Work to do. Print the complete set of entries exactly.

Records to use.

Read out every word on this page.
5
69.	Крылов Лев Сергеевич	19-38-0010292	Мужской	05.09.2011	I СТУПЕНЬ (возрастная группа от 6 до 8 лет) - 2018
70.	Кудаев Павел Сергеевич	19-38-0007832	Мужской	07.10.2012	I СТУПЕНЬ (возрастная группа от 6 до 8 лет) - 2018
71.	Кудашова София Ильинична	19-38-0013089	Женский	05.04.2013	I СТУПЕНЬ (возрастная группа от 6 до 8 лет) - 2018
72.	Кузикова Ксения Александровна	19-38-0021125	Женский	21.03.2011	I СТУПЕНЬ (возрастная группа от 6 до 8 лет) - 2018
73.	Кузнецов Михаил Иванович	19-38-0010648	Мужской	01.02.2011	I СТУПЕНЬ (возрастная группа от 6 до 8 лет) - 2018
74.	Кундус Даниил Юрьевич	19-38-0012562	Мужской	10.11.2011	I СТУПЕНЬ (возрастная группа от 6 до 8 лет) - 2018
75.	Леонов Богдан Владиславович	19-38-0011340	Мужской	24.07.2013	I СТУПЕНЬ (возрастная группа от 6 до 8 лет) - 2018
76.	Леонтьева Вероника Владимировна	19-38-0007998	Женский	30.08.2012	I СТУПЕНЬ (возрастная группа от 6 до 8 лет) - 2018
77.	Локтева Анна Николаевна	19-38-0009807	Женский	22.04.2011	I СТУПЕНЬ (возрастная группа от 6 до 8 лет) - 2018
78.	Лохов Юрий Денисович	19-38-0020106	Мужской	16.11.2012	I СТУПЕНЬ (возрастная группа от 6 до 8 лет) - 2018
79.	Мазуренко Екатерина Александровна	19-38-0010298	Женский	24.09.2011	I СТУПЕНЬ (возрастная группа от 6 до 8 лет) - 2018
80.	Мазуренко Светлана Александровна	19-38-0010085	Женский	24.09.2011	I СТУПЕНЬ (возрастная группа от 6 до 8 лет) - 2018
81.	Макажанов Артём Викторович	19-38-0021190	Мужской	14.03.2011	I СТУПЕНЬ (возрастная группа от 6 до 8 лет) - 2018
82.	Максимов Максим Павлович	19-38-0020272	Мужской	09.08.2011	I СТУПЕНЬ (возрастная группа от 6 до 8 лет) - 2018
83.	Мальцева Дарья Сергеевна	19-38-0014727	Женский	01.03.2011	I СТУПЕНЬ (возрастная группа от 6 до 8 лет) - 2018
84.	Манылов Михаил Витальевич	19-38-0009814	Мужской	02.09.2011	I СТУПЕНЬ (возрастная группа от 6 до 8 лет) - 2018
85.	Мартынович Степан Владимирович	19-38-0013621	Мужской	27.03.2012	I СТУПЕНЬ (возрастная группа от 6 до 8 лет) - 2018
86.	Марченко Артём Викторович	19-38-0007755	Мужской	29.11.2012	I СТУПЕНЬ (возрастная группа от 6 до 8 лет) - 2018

Worked answer.
Read out every word on this page.
5
69.	Крылов Лев Сергеевич	19-38-0010292	Мужской	05.09.2011	I СТУПЕНЬ (возрастная группа от 6 до 8 лет) - 2018
70.	Кудаев Павел Сергеевич	19-38-0007832	Мужской	07.10.2012	I СТУПЕНЬ (возрастная группа от 6 до 8 лет) - 2018
71.	Кудашова София Ильинична	19-38-0013089	Женский	05.04.2013	I СТУПЕНЬ (возрастная группа от 6 до 8 лет) - 2018
72.	Кузикова Ксения Александровна	19-38-0021125	Женский	21.03.2011	I СТУПЕНЬ (возрастная группа от 6 до 8 лет) - 2018
73.	Кузнецов Михаил Иванович	19-38-0010648	Мужской	01.02.2011	I СТУПЕНЬ (возрастная группа от 6 до 8 лет) - 2018
74.	Кундус Даниил Юрьевич	19-38-0012562	Мужской	10.11.2011	I СТУПЕНЬ (возрастная группа от 6 до 8 лет) - 2018
75.	Леонов Богдан Владиславович	19-38-0011340	Мужской	24.07.2013	I СТУПЕНЬ (возрастная группа от 6 до 8 лет) - 2018
76.	Леонтьева Вероника Владимировна	19-38-0007998	Женский	30.08.2012	I СТУПЕНЬ (возрастная группа от 6 до 8 лет) - 2018
77.	Локтева Анна Николаевна	19-38-0009807	Женский	22.04.2011	I СТУПЕНЬ (возрастная группа от 6 до 8 лет) - 2018
78.	Лохов Юрий Денисович	19-38-0020106	Мужской	16.11.2012	I СТУПЕНЬ (возрастная группа от 6 до 8 лет) - 2018
79.	Мазуренко Екатерина Александровна	19-38-0010298	Женский	24.09.2011	I СТУПЕНЬ (возрастная группа от 6 до 8 лет) - 2018
80.	Мазуренко Светлана Александровна	19-38-0010085	Женский	24.09.2011	I СТУПЕНЬ (возрастная группа от 6 до 8 лет) - 2018
81.	Макажанов Артём Викторович	19-38-0021190	Мужской	14.03.2011	I СТУПЕНЬ (возрастная группа от 6 до 8 лет) - 2018
82.	Максимов Максим Павлович	19-38-0020272	Мужской	09.08.2011	I СТУПЕНЬ (возрастная группа от 6 до 8 лет) - 2018
83.	Мальцева Дарья Сергеевна	19-38-0014727	Женский	01.03.2011	I СТУПЕНЬ (возрастная группа от 6 до 8 лет) - 2018
84.	Манылов Михаил Витальевич	19-38-0009814	Мужской	02.09.2011	I СТУПЕНЬ (возрастная группа от 6 до 8 лет) - 2018
85.	Мартынович Степан Владимирович	19-38-0013621	Мужской	27.03.2012	I СТУПЕНЬ (возрастная группа от 6 до 8 лет) - 2018
86.	Марченко Артём Викторович	19-38-0007755	Мужской	29.11.2012	I СТУПЕНЬ (возрастная группа от 6 до 8 лет) - 2018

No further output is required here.